Copy out the entries exactly, from the first line to the last.

# Entries supplied
-------

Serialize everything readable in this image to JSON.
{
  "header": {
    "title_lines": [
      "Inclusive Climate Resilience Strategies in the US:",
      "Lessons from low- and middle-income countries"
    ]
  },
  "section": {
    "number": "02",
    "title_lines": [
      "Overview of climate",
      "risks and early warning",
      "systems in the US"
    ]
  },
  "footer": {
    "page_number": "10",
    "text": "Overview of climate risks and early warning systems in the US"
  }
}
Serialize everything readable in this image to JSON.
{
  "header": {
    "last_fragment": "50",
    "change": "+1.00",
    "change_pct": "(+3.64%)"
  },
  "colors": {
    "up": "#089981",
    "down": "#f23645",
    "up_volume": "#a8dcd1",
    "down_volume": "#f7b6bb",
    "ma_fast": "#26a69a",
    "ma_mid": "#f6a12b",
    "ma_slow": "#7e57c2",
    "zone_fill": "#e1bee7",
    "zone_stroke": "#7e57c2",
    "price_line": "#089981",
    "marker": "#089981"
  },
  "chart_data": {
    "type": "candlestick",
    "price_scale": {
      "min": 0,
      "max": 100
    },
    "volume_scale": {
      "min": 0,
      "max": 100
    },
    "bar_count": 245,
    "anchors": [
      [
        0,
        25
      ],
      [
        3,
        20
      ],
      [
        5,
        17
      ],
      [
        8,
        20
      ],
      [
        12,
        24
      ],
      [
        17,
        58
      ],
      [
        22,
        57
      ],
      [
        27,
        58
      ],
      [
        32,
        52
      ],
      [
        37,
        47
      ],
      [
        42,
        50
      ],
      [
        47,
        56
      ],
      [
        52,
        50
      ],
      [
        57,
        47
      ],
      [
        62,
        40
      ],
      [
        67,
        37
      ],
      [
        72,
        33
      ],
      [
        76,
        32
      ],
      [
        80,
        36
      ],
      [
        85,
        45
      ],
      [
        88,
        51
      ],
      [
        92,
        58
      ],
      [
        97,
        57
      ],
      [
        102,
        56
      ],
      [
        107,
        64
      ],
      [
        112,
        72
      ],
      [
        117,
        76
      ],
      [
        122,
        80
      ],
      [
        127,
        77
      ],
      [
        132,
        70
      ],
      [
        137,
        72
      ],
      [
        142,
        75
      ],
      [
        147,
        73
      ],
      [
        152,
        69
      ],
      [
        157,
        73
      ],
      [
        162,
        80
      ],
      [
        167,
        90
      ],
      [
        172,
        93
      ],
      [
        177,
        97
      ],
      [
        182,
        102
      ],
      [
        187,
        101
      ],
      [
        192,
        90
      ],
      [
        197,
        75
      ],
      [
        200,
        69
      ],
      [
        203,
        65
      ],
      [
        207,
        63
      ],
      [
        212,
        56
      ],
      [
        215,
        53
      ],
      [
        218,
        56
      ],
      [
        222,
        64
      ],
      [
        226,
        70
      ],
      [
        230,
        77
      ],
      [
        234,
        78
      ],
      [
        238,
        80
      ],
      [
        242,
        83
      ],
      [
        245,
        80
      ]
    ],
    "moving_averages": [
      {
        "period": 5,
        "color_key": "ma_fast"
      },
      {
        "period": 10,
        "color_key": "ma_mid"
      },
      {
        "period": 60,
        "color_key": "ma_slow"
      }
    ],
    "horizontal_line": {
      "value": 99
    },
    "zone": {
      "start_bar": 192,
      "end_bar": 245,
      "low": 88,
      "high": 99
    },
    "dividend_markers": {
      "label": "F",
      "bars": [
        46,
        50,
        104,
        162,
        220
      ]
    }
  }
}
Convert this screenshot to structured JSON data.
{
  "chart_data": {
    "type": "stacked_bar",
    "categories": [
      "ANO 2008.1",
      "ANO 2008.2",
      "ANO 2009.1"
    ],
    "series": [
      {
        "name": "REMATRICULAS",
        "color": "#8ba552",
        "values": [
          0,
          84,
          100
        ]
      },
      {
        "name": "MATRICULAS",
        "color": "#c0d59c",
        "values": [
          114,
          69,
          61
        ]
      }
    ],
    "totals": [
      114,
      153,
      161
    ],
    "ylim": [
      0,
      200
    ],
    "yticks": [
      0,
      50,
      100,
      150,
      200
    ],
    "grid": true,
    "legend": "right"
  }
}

-------

# Task solution
Serialize everything readable in this image to JSON.
{
  "header": {
    "title_lines": [
      "Inclusive Climate Resilience Strategies in the US:",
      "Lessons from low- and middle-income countries"
    ]
  },
  "section": {
    "number": "02",
    "title_lines": [
      "Overview of climate",
      "risks and early warning",
      "systems in the US"
    ]
  },
  "footer": {
    "page_number": "10",
    "text": "Overview of climate risks and early warning systems in the US"
  }
}
Serialize everything readable in this image to JSON.
{
  "header": {
    "last_fragment": "50",
    "change": "+1.00",
    "change_pct": "(+3.64%)"
  },
  "colors": {
    "up": "#089981",
    "down": "#f23645",
    "up_volume": "#a8dcd1",
    "down_volume": "#f7b6bb",
    "ma_fast": "#26a69a",
    "ma_mid": "#f6a12b",
    "ma_slow": "#7e57c2",
    "zone_fill": "#e1bee7",
    "zone_stroke": "#7e57c2",
    "price_line": "#089981",
    "marker": "#089981"
  },
  "chart_data": {
    "type": "candlestick",
    "price_scale": {
      "min": 0,
      "max": 100
    },
    "volume_scale": {
      "min": 0,
      "max": 100
    },
    "bar_count": 245,
    "anchors": [
      [
        0,
        25
      ],
      [
        3,
        20
      ],
      [
        5,
        17
      ],
      [
        8,
        20
      ],
      [
        12,
        24
      ],
      [
        17,
        58
      ],
      [
        22,
        57
      ],
      [
        27,
        58
      ],
      [
        32,
        52
      ],
      [
        37,
        47
      ],
      [
        42,
        50
      ],
      [
        47,
        56
      ],
      [
        52,
        50
      ],
      [
        57,
        47
      ],
      [
        62,
        40
      ],
      [
        67,
        37
      ],
      [
        72,
        33
      ],
      [
        76,
        32
      ],
      [
        80,
        36
      ],
      [
        85,
        45
      ],
      [
        88,
        51
      ],
      [
        92,
        58
      ],
      [
        97,
        57
      ],
      [
        102,
        56
      ],
      [
        107,
        64
      ],
      [
        112,
        72
      ],
      [
        117,
        76
      ],
      [
        122,
        80
      ],
      [
        127,
        77
      ],
      [
        132,
        70
      ],
      [
        137,
        72
      ],
      [
        142,
        75
      ],
      [
        147,
        73
      ],
      [
        152,
        69
      ],
      [
        157,
        73
      ],
      [
        162,
        80
      ],
      [
        167,
        90
      ],
      [
        172,
        93
      ],
      [
        177,
        97
      ],
      [
        182,
        102
      ],
      [
        187,
        101
      ],
      [
        192,
        90
      ],
      [
        197,
        75
      ],
      [
        200,
        69
      ],
      [
        203,
        65
      ],
      [
        207,
        63
      ],
      [
        212,
        56
      ],
      [
        215,
        53
      ],
      [
        218,
        56
      ],
      [
        222,
        64
      ],
      [
        226,
        70
      ],
      [
        230,
        77
      ],
      [
        234,
        78
      ],
      [
        238,
        80
      ],
      [
        242,
        83
      ],
      [
        245,
        80
      ]
    ],
    "moving_averages": [
      {
        "period": 5,
        "color_key": "ma_fast"
      },
      {
        "period": 10,
        "color_key": "ma_mid"
      },
      {
        "period": 60,
        "color_key": "ma_slow"
      }
    ],
    "horizontal_line": {
      "value": 99
    },
    "zone": {
      "start_bar": 192,
      "end_bar": 245,
      "low": 88,
      "high": 99
    },
    "dividend_markers": {
      "label": "F",
      "bars": [
        46,
        50,
        104,
        162,
        220
      ]
    }
  }
}
Convert this screenshot to structured JSON data.
{
  "chart_data": {
    "type": "stacked_bar",
    "categories": [
      "ANO 2008.1",
      "ANO 2008.2",
      "ANO 2009.1"
    ],
    "series": [
      {
        "name": "REMATRICULAS",
        "color": "#8ba552",
        "values": [
          0,
          84,
          100
        ]
      },
      {
        "name": "MATRICULAS",
        "color": "#c0d59c",
        "values": [
          114,
          69,
          61
        ]
      }
    ],
    "totals": [
      114,
      153,
      161
    ],
    "ylim": [
      0,
      200
    ],
    "yticks": [
      0,
      50,
      100,
      150,
      200
    ],
    "grid": true,
    "legend": "right"
  }
}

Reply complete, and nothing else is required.